## EXTRACTED INFORMATION

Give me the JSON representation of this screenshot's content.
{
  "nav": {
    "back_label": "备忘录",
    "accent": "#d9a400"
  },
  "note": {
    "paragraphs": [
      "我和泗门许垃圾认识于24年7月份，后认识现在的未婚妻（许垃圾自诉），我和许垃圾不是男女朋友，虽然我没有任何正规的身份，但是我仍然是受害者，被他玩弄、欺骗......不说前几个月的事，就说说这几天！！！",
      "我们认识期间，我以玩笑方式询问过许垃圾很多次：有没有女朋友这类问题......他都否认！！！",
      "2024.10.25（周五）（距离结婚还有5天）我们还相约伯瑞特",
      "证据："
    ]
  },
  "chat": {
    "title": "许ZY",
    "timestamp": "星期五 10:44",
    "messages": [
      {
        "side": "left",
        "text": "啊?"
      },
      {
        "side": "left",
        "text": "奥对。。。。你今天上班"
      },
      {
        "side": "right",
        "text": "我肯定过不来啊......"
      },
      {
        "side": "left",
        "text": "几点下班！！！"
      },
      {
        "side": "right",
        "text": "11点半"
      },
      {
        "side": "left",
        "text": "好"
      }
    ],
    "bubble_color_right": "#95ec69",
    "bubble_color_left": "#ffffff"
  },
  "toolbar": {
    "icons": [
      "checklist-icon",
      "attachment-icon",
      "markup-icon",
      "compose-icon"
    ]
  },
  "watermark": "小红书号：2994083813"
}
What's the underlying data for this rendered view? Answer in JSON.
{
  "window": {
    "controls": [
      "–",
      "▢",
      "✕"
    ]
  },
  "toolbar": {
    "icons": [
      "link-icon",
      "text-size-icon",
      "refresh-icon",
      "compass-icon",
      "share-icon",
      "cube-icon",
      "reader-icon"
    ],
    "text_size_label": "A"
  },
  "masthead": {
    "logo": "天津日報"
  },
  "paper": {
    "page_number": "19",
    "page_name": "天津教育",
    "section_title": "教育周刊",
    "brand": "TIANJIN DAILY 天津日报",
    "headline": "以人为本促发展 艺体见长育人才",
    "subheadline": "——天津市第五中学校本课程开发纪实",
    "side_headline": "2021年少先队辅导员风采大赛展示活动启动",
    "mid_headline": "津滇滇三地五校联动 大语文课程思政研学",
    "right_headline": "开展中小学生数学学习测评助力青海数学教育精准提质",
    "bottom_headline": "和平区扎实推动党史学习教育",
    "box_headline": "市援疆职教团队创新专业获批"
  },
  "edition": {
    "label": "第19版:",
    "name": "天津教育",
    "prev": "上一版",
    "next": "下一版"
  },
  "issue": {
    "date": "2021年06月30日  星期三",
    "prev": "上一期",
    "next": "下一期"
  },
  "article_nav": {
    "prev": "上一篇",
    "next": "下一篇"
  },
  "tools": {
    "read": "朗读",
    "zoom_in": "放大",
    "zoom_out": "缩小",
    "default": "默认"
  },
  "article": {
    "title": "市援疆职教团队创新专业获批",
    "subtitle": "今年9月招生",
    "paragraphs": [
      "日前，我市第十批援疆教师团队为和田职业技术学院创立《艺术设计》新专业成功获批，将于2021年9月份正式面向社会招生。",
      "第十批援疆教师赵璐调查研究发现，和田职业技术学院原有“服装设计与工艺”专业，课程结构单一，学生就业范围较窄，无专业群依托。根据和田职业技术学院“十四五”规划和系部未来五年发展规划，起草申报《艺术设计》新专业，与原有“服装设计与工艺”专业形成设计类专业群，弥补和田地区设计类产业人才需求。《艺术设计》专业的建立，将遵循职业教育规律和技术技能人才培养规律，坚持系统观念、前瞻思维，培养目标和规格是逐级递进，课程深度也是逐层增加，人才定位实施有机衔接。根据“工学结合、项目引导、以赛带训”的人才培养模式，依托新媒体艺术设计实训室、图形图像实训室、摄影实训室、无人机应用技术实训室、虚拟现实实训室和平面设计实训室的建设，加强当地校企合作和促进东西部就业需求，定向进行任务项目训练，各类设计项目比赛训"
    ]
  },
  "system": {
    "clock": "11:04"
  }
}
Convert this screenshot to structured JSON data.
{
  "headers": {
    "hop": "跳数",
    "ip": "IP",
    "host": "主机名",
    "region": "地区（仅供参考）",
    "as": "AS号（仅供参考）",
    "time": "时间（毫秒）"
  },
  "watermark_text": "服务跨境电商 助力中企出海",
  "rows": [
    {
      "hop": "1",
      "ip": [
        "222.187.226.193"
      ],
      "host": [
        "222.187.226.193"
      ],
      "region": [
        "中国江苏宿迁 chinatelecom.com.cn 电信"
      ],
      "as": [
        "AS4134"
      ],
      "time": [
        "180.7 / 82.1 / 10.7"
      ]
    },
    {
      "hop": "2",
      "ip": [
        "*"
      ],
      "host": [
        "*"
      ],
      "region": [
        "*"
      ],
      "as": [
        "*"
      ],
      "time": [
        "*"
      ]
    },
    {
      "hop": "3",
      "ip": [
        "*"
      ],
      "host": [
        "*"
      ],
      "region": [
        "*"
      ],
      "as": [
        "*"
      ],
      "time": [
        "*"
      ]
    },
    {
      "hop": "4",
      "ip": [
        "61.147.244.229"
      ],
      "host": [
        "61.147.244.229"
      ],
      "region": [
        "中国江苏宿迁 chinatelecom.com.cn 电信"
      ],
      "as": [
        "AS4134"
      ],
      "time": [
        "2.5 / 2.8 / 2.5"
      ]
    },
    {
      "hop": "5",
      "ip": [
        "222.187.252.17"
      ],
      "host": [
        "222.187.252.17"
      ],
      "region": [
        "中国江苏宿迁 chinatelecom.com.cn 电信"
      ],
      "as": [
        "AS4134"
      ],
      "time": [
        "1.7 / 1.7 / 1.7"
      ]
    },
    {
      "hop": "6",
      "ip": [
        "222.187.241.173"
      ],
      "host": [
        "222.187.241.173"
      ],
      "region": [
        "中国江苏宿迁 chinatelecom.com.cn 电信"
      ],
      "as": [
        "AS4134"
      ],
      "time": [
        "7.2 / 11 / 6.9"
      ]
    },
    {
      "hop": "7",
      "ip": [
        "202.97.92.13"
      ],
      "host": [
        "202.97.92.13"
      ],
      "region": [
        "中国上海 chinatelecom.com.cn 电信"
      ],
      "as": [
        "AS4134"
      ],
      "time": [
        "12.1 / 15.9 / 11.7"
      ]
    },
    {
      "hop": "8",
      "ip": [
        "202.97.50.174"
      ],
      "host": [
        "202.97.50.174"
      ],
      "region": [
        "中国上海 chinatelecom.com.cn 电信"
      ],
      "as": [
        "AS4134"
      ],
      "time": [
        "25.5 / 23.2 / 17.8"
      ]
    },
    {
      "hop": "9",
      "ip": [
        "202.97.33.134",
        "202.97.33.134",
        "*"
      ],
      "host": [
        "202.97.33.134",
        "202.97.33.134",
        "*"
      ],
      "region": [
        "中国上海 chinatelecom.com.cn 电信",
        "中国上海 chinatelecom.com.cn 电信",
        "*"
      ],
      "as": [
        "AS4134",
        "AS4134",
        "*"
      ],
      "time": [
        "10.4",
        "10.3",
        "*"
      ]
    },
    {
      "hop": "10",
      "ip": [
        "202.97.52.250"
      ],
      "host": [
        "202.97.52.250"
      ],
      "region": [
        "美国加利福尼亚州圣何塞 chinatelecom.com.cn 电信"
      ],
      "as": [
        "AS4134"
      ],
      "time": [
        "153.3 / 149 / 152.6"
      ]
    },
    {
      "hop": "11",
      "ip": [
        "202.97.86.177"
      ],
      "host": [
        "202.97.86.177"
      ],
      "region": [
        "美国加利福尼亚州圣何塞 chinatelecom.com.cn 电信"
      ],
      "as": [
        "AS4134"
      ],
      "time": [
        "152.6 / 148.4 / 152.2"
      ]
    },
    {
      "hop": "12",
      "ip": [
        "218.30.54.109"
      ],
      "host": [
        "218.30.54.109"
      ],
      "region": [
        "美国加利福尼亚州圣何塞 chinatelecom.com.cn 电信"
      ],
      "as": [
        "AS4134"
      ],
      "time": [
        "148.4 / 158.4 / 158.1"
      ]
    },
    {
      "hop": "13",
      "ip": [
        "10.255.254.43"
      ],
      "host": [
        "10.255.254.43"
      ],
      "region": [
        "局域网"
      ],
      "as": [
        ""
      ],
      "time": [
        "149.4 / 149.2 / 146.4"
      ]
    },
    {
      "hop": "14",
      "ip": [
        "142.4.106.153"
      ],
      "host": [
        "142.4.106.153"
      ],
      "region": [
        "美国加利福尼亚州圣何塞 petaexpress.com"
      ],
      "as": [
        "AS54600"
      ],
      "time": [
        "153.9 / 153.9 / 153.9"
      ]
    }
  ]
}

## WRITTEN TASK
Identify each line in the records above containing the word "screenshot"; copy those lines.

## RESULT FOR THIS EXERCISE
Give me the JSON representation of this screenshot's content.
Convert this screenshot to structured JSON data.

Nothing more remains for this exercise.